BRIEF:
Only the lines from the one bearing "What does this" to the final line should be transcribed, exactly and with both ends included. Pictures are to be left out.
____
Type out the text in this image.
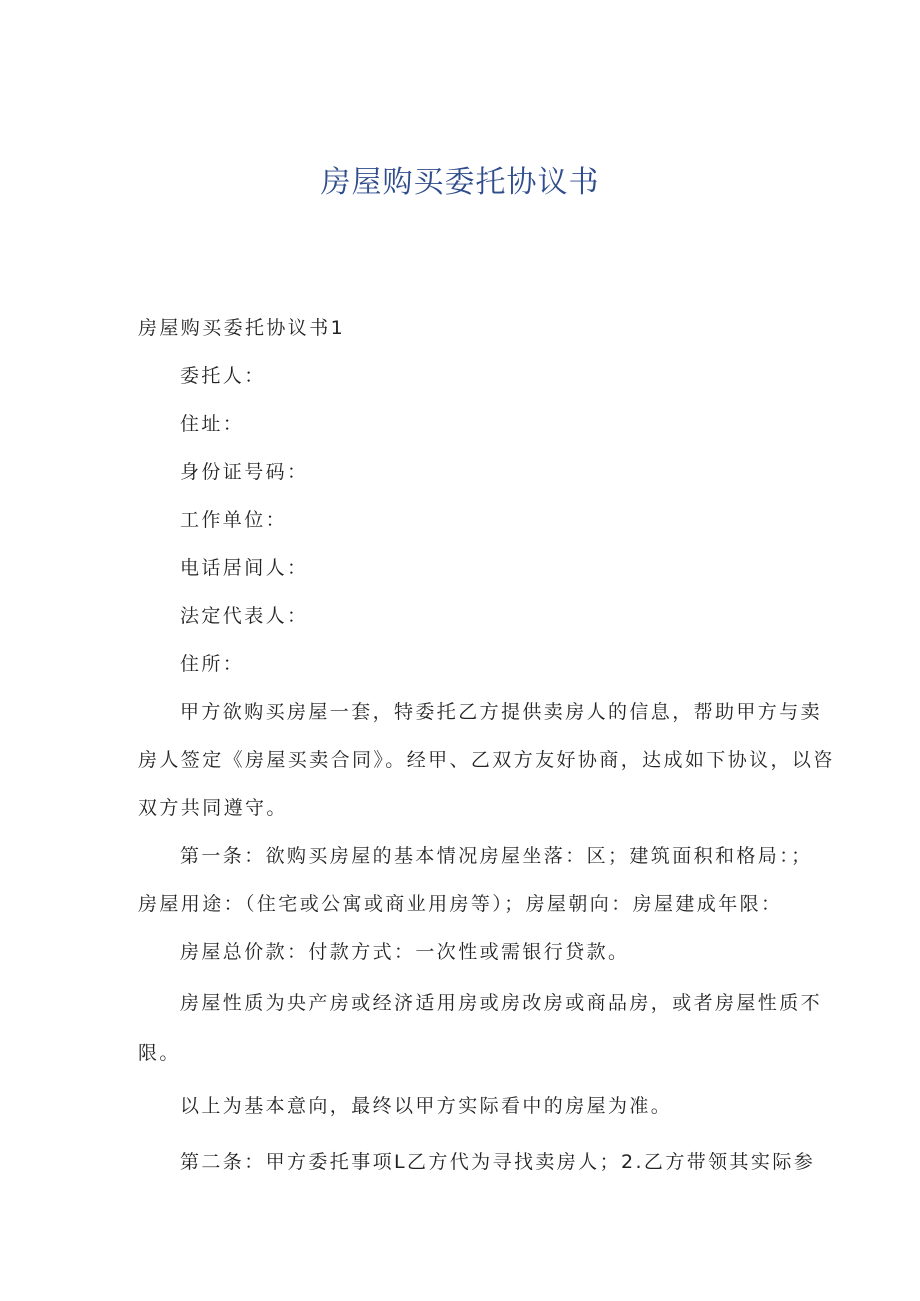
房屋购买委托协议书
房屋购买委托协议书1
委托人：
住址：
身份证号码：
工作单位：
电话居间人：
法定代表人：
住所：
甲方欲购买房屋一套，特委托乙方提供卖房人的信息，帮助甲方与卖
房人签定《房屋买卖合同》。经甲、乙双方友好协商，达成如下协议，以咨
双方共同遵守。
第一条：欲购买房屋的基本情况房屋坐落：区；建筑面积和格局：；
房屋用途：（住宅或公寓或商业用房等）；房屋朝向：房屋建成年限：
房屋总价款：付款方式：一次性或需银行贷款。
房屋性质为央产房或经济适用房或房改房或商品房，或者房屋性质不
限。
以上为基本意向，最终以甲方实际看中的房屋为准。
第二条：甲方委托事项L乙方代为寻找卖房人；2.乙方带领其实际参
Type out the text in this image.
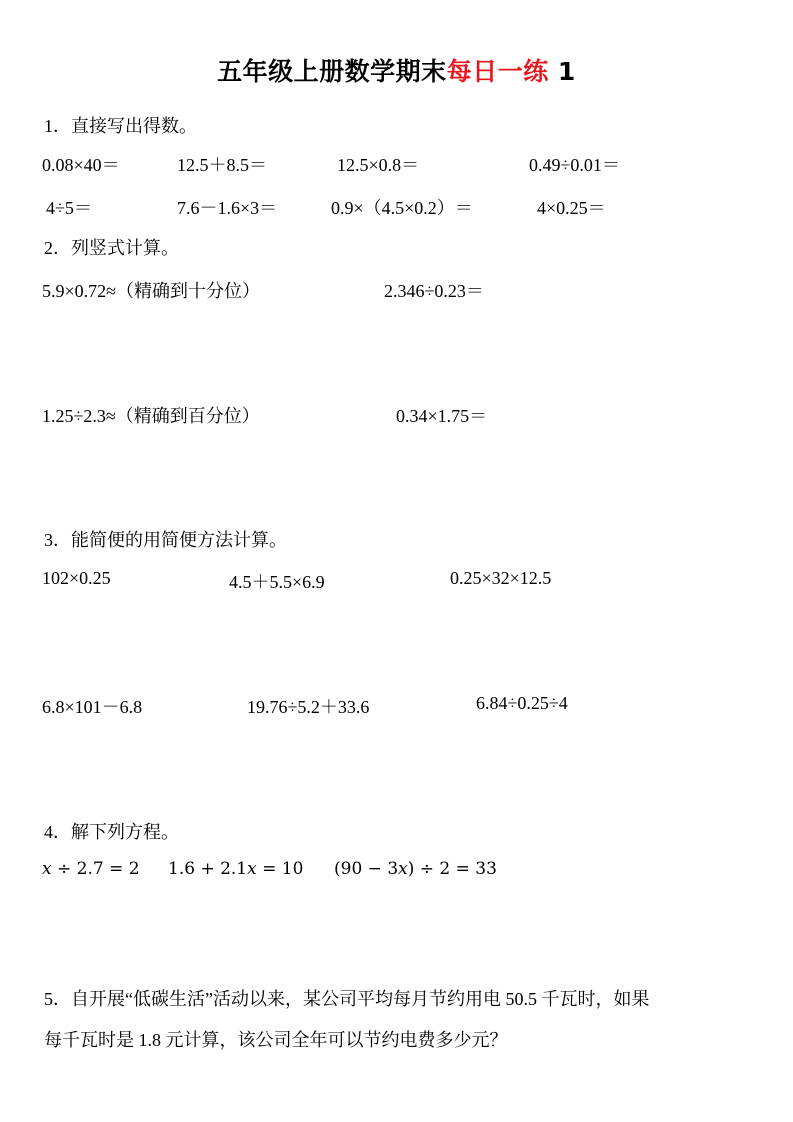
五年级上册数学期末每日一练 1
1．直接写出得数。
0.08×40＝	12.5＋8.5＝	12.5×0.8＝	0.49÷0.01＝
4÷5＝	7.6－1.6×3＝	0.9×（4.5×0.2）＝	4×0.25＝
2．列竖式计算。
5.9×0.72≈（精确到十分位）	2.346÷0.23＝
1.25÷2.3≈（精确到百分位）	0.34×1.75＝
3．能简便的用简便方法计算。
102×0.25	4.5＋5.5×6.9	0.25×32×12.5
6.8×101－6.8	19.76÷5.2＋33.6	6.84÷0.25÷4
4．解下列方程。
x ÷ 2.7 = 2 1.6 + 2.1x = 10 (90 − 3x) ÷ 2 = 33
5．自开展“低碳生活”活动以来，某公司平均每月节约用电 50.5 千瓦时，如果
每千瓦时是 1.8 元计算，该公司全年可以节约电费多少元？
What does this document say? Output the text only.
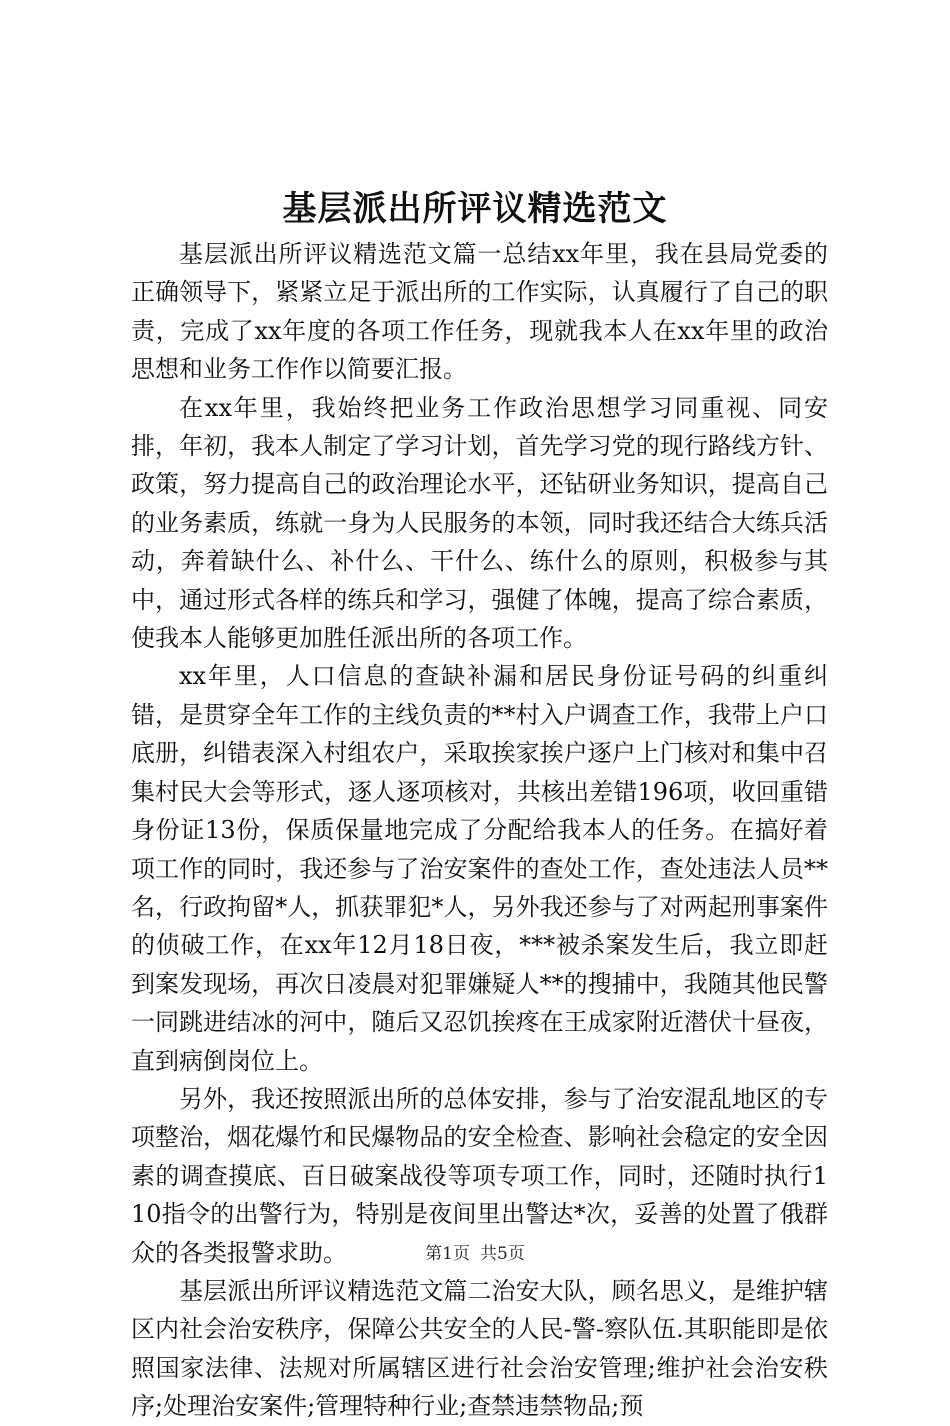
基层派出所评议精选范文

基层派出所评议精选范文篇一总结xx年里，我在县局党委的正确领导下，紧紧立足于派出所的工作实际，认真履行了自己的职责，完成了xx年度的各项工作任务，现就我本人在xx年里的政治思想和业务工作作以简要汇报。

在xx年里，我始终把业务工作政治思想学习同重视、同安排，年初，我本人制定了学习计划，首先学习党的现行路线方针、政策，努力提高自己的政治理论水平，还钻研业务知识，提高自己的业务素质，练就一身为人民服务的本领，同时我还结合大练兵活动，奔着缺什么、补什么、干什么、练什么的原则，积极参与其中，通过形式各样的练兵和学习，强健了体魄，提高了综合素质，使我本人能够更加胜任派出所的各项工作。

xx年里，人口信息的查缺补漏和居民身份证号码的纠重纠错，是贯穿全年工作的主线负责的**村入户调查工作，我带上户口底册，纠错表深入村组农户，采取挨家挨户逐户上门核对和集中召集村民大会等形式，逐人逐项核对，共核出差错196项，收回重错身份证13份，保质保量地完成了分配给我本人的任务。在搞好着项工作的同时，我还参与了治安案件的查处工作，查处违法人员**名，行政拘留*人，抓获罪犯*人，另外我还参与了对两起刑事案件的侦破工作，在xx年12月18日夜，***被杀案发生后，我立即赶到案发现场，再次日凌晨对犯罪嫌疑人**的搜捕中，我随其他民警一同跳进结冰的河中，随后又忍饥挨疼在王成家附近潜伏十昼夜，直到病倒岗位上。

另外，我还按照派出所的总体安排，参与了治安混乱地区的专项整治，烟花爆竹和民爆物品的安全检查、影响社会稳定的安全因素的调查摸底、百日破案战役等项专项工作，同时，还随时执行110指令的出警行为，特别是夜间里出警达*次，妥善的处置了俄群众的各类报警求助。

基层派出所评议精选范文篇二治安大队，顾名思义，是维护辖区内社会治安秩序，保障公共安全的人民-警-察队伍.其职能即是依照国家法律、法规对所属辖区进行社会治安管理;维护社会治安秩序;处理治安案件;管理特种行业;查禁违禁物品;预

第1页 共5页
____
REPLY:
What does this document say? Output the text only.
基层派出所评议精选范文

基层派出所评议精选范文篇一总结xx年里，我在县局党委的正确领导下，紧紧立足于派出所的工作实际，认真履行了自己的职责，完成了xx年度的各项工作任务，现就我本人在xx年里的政治思想和业务工作作以简要汇报。

在xx年里，我始终把业务工作政治思想学习同重视、同安排，年初，我本人制定了学习计划，首先学习党的现行路线方针、政策，努力提高自己的政治理论水平，还钻研业务知识，提高自己的业务素质，练就一身为人民服务的本领，同时我还结合大练兵活动，奔着缺什么、补什么、干什么、练什么的原则，积极参与其中，通过形式各样的练兵和学习，强健了体魄，提高了综合素质，使我本人能够更加胜任派出所的各项工作。

xx年里，人口信息的查缺补漏和居民身份证号码的纠重纠错，是贯穿全年工作的主线负责的**村入户调查工作，我带上户口底册，纠错表深入村组农户，采取挨家挨户逐户上门核对和集中召集村民大会等形式，逐人逐项核对，共核出差错196项，收回重错身份证13份，保质保量地完成了分配给我本人的任务。在搞好着项工作的同时，我还参与了治安案件的查处工作，查处违法人员**名，行政拘留*人，抓获罪犯*人，另外我还参与了对两起刑事案件的侦破工作，在xx年12月18日夜，***被杀案发生后，我立即赶到案发现场，再次日凌晨对犯罪嫌疑人**的搜捕中，我随其他民警一同跳进结冰的河中，随后又忍饥挨疼在王成家附近潜伏十昼夜，直到病倒岗位上。

另外，我还按照派出所的总体安排，参与了治安混乱地区的专项整治，烟花爆竹和民爆物品的安全检查、影响社会稳定的安全因素的调查摸底、百日破案战役等项专项工作，同时，还随时执行110指令的出警行为，特别是夜间里出警达*次，妥善的处置了俄群众的各类报警求助。

基层派出所评议精选范文篇二治安大队，顾名思义，是维护辖区内社会治安秩序，保障公共安全的人民-警-察队伍.其职能即是依照国家法律、法规对所属辖区进行社会治安管理;维护社会治安秩序;处理治安案件;管理特种行业;查禁违禁物品;预

第1页 共5页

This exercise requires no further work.